• To be done: Repeat the records below exactly.

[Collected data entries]
"""

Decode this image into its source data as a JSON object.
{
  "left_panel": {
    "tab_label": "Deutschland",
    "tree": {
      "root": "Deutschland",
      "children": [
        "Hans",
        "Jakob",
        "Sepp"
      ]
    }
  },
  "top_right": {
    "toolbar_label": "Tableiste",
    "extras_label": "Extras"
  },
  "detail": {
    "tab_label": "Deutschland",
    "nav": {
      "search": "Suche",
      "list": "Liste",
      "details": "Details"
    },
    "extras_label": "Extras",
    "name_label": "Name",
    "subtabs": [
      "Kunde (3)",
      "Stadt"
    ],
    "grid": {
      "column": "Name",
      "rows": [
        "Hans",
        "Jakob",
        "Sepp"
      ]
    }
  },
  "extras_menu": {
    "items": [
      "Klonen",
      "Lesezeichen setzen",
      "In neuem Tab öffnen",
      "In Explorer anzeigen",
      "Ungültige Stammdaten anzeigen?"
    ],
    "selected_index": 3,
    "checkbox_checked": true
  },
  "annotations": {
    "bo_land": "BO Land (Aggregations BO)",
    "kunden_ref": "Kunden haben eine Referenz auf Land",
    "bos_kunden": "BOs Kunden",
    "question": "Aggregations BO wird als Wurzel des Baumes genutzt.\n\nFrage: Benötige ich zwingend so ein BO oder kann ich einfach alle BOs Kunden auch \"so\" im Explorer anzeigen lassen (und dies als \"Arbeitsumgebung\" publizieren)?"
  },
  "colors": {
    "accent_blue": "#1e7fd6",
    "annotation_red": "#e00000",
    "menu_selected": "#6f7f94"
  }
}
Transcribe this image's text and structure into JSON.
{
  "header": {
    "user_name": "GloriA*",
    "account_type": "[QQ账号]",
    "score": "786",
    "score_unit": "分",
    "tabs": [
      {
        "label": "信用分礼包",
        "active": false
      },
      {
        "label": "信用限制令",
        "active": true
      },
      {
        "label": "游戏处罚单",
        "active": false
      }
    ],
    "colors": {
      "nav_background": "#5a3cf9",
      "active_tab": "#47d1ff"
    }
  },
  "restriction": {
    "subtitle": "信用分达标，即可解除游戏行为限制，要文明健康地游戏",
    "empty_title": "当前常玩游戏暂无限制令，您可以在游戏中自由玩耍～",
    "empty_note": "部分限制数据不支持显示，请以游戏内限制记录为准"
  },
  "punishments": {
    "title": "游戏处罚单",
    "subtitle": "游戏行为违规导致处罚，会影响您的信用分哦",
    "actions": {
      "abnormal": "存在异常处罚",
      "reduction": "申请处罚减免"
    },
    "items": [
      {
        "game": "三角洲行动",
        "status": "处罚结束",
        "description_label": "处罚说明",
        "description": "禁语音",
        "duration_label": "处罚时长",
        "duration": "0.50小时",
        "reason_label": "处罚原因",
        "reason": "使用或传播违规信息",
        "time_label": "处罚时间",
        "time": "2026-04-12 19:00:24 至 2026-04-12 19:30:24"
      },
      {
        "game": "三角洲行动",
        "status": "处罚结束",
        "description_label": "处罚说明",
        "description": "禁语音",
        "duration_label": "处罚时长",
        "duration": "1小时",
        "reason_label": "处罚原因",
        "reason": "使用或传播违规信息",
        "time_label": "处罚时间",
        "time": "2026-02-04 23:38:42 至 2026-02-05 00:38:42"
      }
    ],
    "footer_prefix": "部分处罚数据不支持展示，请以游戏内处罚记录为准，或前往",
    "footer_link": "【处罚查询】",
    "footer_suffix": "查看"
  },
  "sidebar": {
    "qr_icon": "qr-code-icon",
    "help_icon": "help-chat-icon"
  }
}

"""

• Result below:
Decode this image into its source data as a JSON object.
{
  "left_panel": {
    "tab_label": "Deutschland",
    "tree": {
      "root": "Deutschland",
      "children": [
        "Hans",
        "Jakob",
        "Sepp"
      ]
    }
  },
  "top_right": {
    "toolbar_label": "Tableiste",
    "extras_label": "Extras"
  },
  "detail": {
    "tab_label": "Deutschland",
    "nav": {
      "search": "Suche",
      "list": "Liste",
      "details": "Details"
    },
    "extras_label": "Extras",
    "name_label": "Name",
    "subtabs": [
      "Kunde (3)",
      "Stadt"
    ],
    "grid": {
      "column": "Name",
      "rows": [
        "Hans",
        "Jakob",
        "Sepp"
      ]
    }
  },
  "extras_menu": {
    "items": [
      "Klonen",
      "Lesezeichen setzen",
      "In neuem Tab öffnen",
      "In Explorer anzeigen",
      "Ungültige Stammdaten anzeigen?"
    ],
    "selected_index": 3,
    "checkbox_checked": true
  },
  "annotations": {
    "bo_land": "BO Land (Aggregations BO)",
    "kunden_ref": "Kunden haben eine Referenz auf Land",
    "bos_kunden": "BOs Kunden",
    "question": "Aggregations BO wird als Wurzel des Baumes genutzt.\n\nFrage: Benötige ich zwingend so ein BO oder kann ich einfach alle BOs Kunden auch \"so\" im Explorer anzeigen lassen (und dies als \"Arbeitsumgebung\" publizieren)?"
  },
  "colors": {
    "accent_blue": "#1e7fd6",
    "annotation_red": "#e00000",
    "menu_selected": "#6f7f94"
  }
}
Transcribe this image's text and structure into JSON.
{
  "header": {
    "user_name": "GloriA*",
    "account_type": "[QQ账号]",
    "score": "786",
    "score_unit": "分",
    "tabs": [
      {
        "label": "信用分礼包",
        "active": false
      },
      {
        "label": "信用限制令",
        "active": true
      },
      {
        "label": "游戏处罚单",
        "active": false
      }
    ],
    "colors": {
      "nav_background": "#5a3cf9",
      "active_tab": "#47d1ff"
    }
  },
  "restriction": {
    "subtitle": "信用分达标，即可解除游戏行为限制，要文明健康地游戏",
    "empty_title": "当前常玩游戏暂无限制令，您可以在游戏中自由玩耍～",
    "empty_note": "部分限制数据不支持显示，请以游戏内限制记录为准"
  },
  "punishments": {
    "title": "游戏处罚单",
    "subtitle": "游戏行为违规导致处罚，会影响您的信用分哦",
    "actions": {
      "abnormal": "存在异常处罚",
      "reduction": "申请处罚减免"
    },
    "items": [
      {
        "game": "三角洲行动",
        "status": "处罚结束",
        "description_label": "处罚说明",
        "description": "禁语音",
        "duration_label": "处罚时长",
        "duration": "0.50小时",
        "reason_label": "处罚原因",
        "reason": "使用或传播违规信息",
        "time_label": "处罚时间",
        "time": "2026-04-12 19:00:24 至 2026-04-12 19:30:24"
      },
      {
        "game": "三角洲行动",
        "status": "处罚结束",
        "description_label": "处罚说明",
        "description": "禁语音",
        "duration_label": "处罚时长",
        "duration": "1小时",
        "reason_label": "处罚原因",
        "reason": "使用或传播违规信息",
        "time_label": "处罚时间",
        "time": "2026-02-04 23:38:42 至 2026-02-05 00:38:42"
      }
    ],
    "footer_prefix": "部分处罚数据不支持展示，请以游戏内处罚记录为准，或前往",
    "footer_link": "【处罚查询】",
    "footer_suffix": "查看"
  },
  "sidebar": {
    "qr_icon": "qr-code-icon",
    "help_icon": "help-chat-icon"
  }
}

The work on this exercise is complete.